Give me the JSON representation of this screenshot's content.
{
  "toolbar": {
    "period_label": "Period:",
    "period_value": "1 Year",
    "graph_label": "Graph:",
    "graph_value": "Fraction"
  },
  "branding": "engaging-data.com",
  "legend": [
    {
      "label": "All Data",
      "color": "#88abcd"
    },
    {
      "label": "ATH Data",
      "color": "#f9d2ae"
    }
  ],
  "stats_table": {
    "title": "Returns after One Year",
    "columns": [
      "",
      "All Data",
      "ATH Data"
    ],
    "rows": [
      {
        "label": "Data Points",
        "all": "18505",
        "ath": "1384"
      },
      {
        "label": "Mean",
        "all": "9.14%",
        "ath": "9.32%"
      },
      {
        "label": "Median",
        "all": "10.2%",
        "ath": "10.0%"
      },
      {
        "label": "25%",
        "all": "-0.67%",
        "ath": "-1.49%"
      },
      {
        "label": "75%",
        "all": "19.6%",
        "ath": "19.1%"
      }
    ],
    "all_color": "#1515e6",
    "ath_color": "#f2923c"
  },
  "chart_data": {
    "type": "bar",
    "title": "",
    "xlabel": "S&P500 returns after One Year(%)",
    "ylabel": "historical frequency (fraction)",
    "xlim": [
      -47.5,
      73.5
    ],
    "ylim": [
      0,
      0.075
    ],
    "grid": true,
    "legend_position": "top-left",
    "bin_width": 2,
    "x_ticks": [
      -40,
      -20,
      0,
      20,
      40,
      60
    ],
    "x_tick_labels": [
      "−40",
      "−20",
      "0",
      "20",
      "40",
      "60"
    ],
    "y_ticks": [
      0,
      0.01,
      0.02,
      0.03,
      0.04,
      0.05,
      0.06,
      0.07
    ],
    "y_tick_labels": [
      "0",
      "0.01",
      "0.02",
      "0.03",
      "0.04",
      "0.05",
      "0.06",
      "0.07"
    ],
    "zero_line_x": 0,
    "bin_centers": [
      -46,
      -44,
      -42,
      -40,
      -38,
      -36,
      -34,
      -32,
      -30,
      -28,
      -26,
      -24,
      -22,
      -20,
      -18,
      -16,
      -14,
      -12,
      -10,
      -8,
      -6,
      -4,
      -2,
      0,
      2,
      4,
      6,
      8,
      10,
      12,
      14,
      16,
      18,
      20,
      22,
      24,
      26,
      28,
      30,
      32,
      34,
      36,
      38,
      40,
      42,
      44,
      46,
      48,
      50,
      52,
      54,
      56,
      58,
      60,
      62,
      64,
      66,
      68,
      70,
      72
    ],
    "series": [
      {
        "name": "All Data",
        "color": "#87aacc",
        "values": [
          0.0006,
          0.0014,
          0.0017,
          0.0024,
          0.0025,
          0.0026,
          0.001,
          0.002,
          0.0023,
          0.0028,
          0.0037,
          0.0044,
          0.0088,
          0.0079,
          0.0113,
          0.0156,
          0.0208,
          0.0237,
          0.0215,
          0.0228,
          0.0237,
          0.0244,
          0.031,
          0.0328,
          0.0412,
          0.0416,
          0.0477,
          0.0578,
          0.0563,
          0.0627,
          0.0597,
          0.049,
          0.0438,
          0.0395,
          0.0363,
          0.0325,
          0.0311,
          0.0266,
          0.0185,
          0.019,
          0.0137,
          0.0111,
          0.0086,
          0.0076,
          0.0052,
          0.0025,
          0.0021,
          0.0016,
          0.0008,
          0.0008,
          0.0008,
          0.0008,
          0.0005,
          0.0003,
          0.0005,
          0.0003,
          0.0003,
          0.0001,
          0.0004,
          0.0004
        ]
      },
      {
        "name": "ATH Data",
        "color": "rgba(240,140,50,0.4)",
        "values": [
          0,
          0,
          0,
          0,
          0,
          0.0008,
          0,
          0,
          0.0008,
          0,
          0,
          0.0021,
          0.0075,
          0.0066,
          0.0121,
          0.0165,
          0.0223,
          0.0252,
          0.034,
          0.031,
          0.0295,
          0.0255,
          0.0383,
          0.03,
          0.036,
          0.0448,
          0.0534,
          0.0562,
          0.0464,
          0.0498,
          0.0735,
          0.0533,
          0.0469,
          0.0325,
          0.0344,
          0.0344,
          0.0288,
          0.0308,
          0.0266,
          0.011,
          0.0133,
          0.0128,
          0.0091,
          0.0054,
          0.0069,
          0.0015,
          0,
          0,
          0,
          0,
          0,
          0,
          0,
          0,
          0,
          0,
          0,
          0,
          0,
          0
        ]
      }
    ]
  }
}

-=-=-

(REQUIREMENTS): Show each line in the entries that holds the string "after".

(WRITTEN RESPONSE):
    "title": "Returns after One Year",
    "xlabel": "S&P500 returns after One Year(%)",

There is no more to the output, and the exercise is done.